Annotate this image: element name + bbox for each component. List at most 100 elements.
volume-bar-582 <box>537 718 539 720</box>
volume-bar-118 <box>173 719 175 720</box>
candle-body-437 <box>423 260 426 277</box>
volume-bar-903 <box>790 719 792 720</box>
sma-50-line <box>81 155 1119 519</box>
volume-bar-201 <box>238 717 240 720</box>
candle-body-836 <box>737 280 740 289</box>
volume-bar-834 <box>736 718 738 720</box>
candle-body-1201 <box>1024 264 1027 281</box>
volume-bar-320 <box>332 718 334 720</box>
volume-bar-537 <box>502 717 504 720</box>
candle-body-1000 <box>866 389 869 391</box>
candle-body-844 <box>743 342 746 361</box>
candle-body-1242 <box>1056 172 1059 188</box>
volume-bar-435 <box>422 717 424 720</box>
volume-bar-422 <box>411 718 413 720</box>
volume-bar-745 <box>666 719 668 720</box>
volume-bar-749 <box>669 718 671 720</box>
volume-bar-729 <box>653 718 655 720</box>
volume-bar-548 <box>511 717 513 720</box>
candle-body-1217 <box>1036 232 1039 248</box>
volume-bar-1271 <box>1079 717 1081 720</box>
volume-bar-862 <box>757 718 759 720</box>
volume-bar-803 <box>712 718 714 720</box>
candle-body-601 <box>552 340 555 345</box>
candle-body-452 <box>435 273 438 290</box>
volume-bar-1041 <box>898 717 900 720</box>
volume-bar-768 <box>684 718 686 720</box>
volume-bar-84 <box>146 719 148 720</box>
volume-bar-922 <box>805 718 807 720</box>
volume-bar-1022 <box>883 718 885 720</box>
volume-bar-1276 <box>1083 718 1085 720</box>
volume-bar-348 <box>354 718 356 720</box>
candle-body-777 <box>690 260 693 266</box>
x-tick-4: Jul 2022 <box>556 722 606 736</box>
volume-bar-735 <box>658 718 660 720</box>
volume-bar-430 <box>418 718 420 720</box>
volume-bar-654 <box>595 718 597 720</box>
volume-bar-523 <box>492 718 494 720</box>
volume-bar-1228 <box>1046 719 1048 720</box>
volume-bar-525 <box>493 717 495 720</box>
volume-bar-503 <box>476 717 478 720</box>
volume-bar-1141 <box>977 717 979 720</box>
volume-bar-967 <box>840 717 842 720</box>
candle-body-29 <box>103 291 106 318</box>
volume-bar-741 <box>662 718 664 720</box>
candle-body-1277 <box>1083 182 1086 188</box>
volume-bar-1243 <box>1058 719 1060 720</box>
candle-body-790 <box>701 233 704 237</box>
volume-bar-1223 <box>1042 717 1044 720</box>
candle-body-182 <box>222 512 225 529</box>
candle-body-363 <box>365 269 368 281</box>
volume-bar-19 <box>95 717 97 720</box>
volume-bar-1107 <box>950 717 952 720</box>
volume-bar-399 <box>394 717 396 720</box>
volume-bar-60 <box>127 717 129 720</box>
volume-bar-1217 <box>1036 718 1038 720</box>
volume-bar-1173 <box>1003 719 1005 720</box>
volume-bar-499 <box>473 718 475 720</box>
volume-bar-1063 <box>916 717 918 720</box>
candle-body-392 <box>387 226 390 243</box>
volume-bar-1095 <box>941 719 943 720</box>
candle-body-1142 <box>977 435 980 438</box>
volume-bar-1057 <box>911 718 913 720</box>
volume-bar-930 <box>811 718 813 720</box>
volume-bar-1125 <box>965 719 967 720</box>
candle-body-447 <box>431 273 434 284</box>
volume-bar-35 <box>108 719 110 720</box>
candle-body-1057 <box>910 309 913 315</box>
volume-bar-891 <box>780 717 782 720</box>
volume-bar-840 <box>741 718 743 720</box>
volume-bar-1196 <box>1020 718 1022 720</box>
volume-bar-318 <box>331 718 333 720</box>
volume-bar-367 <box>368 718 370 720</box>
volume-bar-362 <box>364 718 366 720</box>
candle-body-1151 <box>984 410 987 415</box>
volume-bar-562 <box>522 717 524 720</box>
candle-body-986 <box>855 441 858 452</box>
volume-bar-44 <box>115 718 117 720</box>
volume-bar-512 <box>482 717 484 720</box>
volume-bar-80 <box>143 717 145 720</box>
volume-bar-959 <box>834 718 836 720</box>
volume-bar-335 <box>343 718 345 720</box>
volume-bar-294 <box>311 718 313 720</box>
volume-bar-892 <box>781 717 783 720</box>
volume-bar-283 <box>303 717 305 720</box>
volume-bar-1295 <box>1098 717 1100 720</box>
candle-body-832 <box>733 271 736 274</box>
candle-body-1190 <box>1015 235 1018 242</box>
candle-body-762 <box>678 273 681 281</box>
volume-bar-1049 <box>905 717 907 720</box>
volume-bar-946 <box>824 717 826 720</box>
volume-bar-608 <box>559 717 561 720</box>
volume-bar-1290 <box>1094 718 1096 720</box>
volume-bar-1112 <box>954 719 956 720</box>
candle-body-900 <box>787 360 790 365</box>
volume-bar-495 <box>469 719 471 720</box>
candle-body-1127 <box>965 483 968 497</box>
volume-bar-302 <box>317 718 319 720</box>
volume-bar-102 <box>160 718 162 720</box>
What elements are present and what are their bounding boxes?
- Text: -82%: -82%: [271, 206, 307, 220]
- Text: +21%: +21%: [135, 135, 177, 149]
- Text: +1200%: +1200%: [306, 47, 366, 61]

--------

**Task brief**
Please set down every line above again, word for word and in the same order.

**Finished exercise**
Annotate this image: element name + bbox for each component. List at most 100 elements.
volume-bar-582 <box>537 718 539 720</box>
volume-bar-118 <box>173 719 175 720</box>
candle-body-437 <box>423 260 426 277</box>
volume-bar-903 <box>790 719 792 720</box>
sma-50-line <box>81 155 1119 519</box>
volume-bar-201 <box>238 717 240 720</box>
candle-body-836 <box>737 280 740 289</box>
volume-bar-834 <box>736 718 738 720</box>
candle-body-1201 <box>1024 264 1027 281</box>
volume-bar-320 <box>332 718 334 720</box>
volume-bar-537 <box>502 717 504 720</box>
candle-body-1000 <box>866 389 869 391</box>
candle-body-844 <box>743 342 746 361</box>
candle-body-1242 <box>1056 172 1059 188</box>
volume-bar-435 <box>422 717 424 720</box>
volume-bar-422 <box>411 718 413 720</box>
volume-bar-745 <box>666 719 668 720</box>
volume-bar-749 <box>669 718 671 720</box>
volume-bar-729 <box>653 718 655 720</box>
volume-bar-548 <box>511 717 513 720</box>
candle-body-1217 <box>1036 232 1039 248</box>
volume-bar-1271 <box>1079 717 1081 720</box>
volume-bar-862 <box>757 718 759 720</box>
volume-bar-803 <box>712 718 714 720</box>
candle-body-601 <box>552 340 555 345</box>
candle-body-452 <box>435 273 438 290</box>
volume-bar-1041 <box>898 717 900 720</box>
volume-bar-768 <box>684 718 686 720</box>
volume-bar-84 <box>146 719 148 720</box>
volume-bar-922 <box>805 718 807 720</box>
volume-bar-1022 <box>883 718 885 720</box>
volume-bar-1276 <box>1083 718 1085 720</box>
volume-bar-348 <box>354 718 356 720</box>
candle-body-777 <box>690 260 693 266</box>
x-tick-4: Jul 2022 <box>556 722 606 736</box>
volume-bar-735 <box>658 718 660 720</box>
volume-bar-430 <box>418 718 420 720</box>
volume-bar-654 <box>595 718 597 720</box>
volume-bar-523 <box>492 718 494 720</box>
volume-bar-1228 <box>1046 719 1048 720</box>
volume-bar-525 <box>493 717 495 720</box>
volume-bar-503 <box>476 717 478 720</box>
volume-bar-1141 <box>977 717 979 720</box>
volume-bar-967 <box>840 717 842 720</box>
candle-body-29 <box>103 291 106 318</box>
volume-bar-741 <box>662 718 664 720</box>
candle-body-1277 <box>1083 182 1086 188</box>
volume-bar-1243 <box>1058 719 1060 720</box>
candle-body-790 <box>701 233 704 237</box>
volume-bar-1223 <box>1042 717 1044 720</box>
candle-body-182 <box>222 512 225 529</box>
candle-body-363 <box>365 269 368 281</box>
volume-bar-19 <box>95 717 97 720</box>
volume-bar-1107 <box>950 717 952 720</box>
volume-bar-399 <box>394 717 396 720</box>
volume-bar-60 <box>127 717 129 720</box>
volume-bar-1217 <box>1036 718 1038 720</box>
volume-bar-1173 <box>1003 719 1005 720</box>
volume-bar-499 <box>473 718 475 720</box>
volume-bar-1063 <box>916 717 918 720</box>
candle-body-392 <box>387 226 390 243</box>
volume-bar-1095 <box>941 719 943 720</box>
candle-body-1142 <box>977 435 980 438</box>
volume-bar-1057 <box>911 718 913 720</box>
volume-bar-930 <box>811 718 813 720</box>
volume-bar-1125 <box>965 719 967 720</box>
candle-body-447 <box>431 273 434 284</box>
volume-bar-35 <box>108 719 110 720</box>
candle-body-1057 <box>910 309 913 315</box>
volume-bar-891 <box>780 717 782 720</box>
volume-bar-840 <box>741 718 743 720</box>
volume-bar-1196 <box>1020 718 1022 720</box>
volume-bar-318 <box>331 718 333 720</box>
volume-bar-367 <box>368 718 370 720</box>
volume-bar-362 <box>364 718 366 720</box>
candle-body-1151 <box>984 410 987 415</box>
volume-bar-562 <box>522 717 524 720</box>
candle-body-986 <box>855 441 858 452</box>
volume-bar-44 <box>115 718 117 720</box>
volume-bar-512 <box>482 717 484 720</box>
volume-bar-80 <box>143 717 145 720</box>
volume-bar-959 <box>834 718 836 720</box>
volume-bar-335 <box>343 718 345 720</box>
volume-bar-294 <box>311 718 313 720</box>
volume-bar-892 <box>781 717 783 720</box>
volume-bar-283 <box>303 717 305 720</box>
volume-bar-1295 <box>1098 717 1100 720</box>
candle-body-832 <box>733 271 736 274</box>
candle-body-1190 <box>1015 235 1018 242</box>
candle-body-762 <box>678 273 681 281</box>
volume-bar-1049 <box>905 717 907 720</box>
volume-bar-946 <box>824 717 826 720</box>
volume-bar-608 <box>559 717 561 720</box>
volume-bar-1290 <box>1094 718 1096 720</box>
volume-bar-1112 <box>954 719 956 720</box>
candle-body-900 <box>787 360 790 365</box>
volume-bar-495 <box>469 719 471 720</box>
candle-body-1127 <box>965 483 968 497</box>
volume-bar-302 <box>317 718 319 720</box>
volume-bar-102 <box>160 718 162 720</box>
What elements are present and what are their bounding boxes?
- Text: -82%: -82%: [271, 206, 307, 220]
- Text: +21%: +21%: [135, 135, 177, 149]
- Text: +1200%: +1200%: [306, 47, 366, 61]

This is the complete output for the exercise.